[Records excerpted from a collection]
-=-=-=-=-

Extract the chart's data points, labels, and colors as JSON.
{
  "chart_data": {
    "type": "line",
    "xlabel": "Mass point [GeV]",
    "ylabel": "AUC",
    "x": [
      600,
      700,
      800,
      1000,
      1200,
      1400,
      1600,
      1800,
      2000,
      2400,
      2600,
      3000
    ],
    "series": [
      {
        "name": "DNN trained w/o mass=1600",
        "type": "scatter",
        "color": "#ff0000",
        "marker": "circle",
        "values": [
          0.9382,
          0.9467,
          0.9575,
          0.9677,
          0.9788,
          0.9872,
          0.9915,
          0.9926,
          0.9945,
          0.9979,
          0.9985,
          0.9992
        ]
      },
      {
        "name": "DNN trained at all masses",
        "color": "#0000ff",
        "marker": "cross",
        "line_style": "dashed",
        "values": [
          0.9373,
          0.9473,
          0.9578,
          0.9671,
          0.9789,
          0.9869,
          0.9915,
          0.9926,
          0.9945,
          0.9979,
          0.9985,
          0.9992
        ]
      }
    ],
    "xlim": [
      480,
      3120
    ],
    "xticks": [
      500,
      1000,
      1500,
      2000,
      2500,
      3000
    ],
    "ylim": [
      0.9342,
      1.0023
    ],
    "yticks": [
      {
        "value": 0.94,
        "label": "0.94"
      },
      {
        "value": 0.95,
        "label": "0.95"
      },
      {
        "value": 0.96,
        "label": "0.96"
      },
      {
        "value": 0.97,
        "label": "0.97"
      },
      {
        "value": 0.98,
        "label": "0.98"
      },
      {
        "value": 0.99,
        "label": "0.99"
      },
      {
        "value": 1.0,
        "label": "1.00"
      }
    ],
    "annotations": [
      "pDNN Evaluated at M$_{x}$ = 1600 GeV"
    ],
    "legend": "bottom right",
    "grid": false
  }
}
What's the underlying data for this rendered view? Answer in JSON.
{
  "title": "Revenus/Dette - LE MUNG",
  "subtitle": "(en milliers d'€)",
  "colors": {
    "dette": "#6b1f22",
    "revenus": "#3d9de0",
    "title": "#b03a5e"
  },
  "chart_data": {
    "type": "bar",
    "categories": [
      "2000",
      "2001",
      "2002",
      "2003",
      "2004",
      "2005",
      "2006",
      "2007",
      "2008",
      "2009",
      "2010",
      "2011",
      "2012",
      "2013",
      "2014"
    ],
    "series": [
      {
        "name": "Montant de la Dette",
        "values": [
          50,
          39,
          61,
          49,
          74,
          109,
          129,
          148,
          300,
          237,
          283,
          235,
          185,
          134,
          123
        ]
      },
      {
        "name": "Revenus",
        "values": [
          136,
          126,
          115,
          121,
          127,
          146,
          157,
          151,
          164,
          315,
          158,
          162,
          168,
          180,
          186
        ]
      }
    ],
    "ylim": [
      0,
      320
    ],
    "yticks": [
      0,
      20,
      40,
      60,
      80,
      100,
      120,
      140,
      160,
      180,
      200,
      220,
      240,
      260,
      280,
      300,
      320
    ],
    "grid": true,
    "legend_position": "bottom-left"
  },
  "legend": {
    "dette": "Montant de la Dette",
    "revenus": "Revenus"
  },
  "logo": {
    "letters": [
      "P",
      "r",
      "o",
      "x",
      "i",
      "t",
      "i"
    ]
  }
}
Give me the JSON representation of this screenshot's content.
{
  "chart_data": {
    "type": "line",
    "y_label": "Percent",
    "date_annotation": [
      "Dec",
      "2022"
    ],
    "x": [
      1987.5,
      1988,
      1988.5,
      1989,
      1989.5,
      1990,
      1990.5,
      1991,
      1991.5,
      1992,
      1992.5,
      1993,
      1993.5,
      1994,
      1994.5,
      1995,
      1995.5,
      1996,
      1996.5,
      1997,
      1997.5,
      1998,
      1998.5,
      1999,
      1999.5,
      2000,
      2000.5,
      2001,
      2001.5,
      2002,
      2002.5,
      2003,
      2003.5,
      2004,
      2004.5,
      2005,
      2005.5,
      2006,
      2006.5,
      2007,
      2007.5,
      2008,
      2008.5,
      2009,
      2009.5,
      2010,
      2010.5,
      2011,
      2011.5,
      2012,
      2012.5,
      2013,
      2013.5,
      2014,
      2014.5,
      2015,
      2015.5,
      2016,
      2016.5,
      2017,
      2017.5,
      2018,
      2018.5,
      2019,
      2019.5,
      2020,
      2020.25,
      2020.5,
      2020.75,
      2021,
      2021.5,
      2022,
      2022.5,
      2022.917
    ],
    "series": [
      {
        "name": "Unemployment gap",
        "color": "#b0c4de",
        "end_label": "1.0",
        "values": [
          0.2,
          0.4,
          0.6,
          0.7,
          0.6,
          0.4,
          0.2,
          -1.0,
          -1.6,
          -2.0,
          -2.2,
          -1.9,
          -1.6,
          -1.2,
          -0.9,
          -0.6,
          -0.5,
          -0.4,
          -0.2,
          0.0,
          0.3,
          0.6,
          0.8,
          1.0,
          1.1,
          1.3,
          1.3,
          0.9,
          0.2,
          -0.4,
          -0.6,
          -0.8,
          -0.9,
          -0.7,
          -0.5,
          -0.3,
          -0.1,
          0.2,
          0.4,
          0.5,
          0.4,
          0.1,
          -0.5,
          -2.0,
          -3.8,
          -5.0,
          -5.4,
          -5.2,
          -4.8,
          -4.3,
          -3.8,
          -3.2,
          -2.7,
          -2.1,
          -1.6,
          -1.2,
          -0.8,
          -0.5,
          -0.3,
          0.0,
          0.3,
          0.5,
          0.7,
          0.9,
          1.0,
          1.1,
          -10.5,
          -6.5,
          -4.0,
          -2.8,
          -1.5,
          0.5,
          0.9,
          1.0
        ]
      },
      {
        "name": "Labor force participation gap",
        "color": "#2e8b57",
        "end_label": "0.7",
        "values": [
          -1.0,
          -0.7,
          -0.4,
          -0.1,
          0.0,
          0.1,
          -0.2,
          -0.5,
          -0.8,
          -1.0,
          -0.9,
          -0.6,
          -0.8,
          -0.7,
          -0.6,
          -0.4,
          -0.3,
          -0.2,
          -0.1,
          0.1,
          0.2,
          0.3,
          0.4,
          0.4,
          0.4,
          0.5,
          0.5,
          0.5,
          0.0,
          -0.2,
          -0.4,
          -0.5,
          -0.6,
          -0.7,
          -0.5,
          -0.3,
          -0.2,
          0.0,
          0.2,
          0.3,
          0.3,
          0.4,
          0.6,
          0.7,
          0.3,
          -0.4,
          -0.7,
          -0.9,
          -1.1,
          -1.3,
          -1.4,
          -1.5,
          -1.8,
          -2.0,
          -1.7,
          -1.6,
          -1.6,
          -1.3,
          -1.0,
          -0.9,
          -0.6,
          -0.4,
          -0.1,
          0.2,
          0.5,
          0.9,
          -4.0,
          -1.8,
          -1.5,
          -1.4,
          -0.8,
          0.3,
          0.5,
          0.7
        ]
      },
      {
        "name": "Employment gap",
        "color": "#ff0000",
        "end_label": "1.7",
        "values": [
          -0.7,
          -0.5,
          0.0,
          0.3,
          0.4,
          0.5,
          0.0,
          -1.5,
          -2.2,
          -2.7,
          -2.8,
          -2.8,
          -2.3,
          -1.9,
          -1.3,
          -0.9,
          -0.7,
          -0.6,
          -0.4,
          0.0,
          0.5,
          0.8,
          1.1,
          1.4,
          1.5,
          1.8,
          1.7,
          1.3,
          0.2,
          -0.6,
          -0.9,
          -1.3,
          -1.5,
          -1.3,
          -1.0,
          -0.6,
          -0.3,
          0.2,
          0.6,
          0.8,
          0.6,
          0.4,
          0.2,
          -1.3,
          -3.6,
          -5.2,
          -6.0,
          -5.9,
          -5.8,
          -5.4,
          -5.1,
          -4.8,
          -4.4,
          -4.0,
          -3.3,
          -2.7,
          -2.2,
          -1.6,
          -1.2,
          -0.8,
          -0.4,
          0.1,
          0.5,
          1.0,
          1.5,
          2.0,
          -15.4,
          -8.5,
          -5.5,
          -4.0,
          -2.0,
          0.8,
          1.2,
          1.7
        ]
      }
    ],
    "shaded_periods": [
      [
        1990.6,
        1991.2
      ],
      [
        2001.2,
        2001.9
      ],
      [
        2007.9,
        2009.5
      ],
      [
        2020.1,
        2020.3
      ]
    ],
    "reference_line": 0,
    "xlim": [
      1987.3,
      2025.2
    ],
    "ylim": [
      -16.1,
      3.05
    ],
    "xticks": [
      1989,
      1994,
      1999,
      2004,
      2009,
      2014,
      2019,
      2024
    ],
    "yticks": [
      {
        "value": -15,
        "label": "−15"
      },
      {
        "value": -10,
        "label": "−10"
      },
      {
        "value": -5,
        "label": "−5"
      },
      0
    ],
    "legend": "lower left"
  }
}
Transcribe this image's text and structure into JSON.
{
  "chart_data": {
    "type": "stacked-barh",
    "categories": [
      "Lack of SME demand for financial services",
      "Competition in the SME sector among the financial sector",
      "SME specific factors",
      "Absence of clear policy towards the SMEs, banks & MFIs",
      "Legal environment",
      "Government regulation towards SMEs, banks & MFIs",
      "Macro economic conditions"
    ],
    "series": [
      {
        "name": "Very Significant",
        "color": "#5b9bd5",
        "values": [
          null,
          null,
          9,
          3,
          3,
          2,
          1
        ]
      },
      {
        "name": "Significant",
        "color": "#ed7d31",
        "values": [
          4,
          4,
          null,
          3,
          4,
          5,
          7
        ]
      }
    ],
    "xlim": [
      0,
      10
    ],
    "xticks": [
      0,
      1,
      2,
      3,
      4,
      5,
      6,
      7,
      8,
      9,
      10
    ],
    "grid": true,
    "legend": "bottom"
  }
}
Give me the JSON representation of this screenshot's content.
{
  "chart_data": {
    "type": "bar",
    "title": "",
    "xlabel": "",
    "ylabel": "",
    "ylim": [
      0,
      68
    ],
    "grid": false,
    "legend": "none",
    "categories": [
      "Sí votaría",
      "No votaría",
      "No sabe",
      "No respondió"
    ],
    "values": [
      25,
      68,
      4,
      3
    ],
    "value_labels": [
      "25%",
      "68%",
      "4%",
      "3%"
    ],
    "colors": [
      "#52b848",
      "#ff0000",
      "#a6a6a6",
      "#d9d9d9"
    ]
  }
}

-=-=-=-=-

INSTRUCTIONS FOR THE TASK:
Gather up, from the records above, each line where the word "Significant" appears.

FINAL ANSWER:
        "name": "Very Significant",
        "name": "Significant",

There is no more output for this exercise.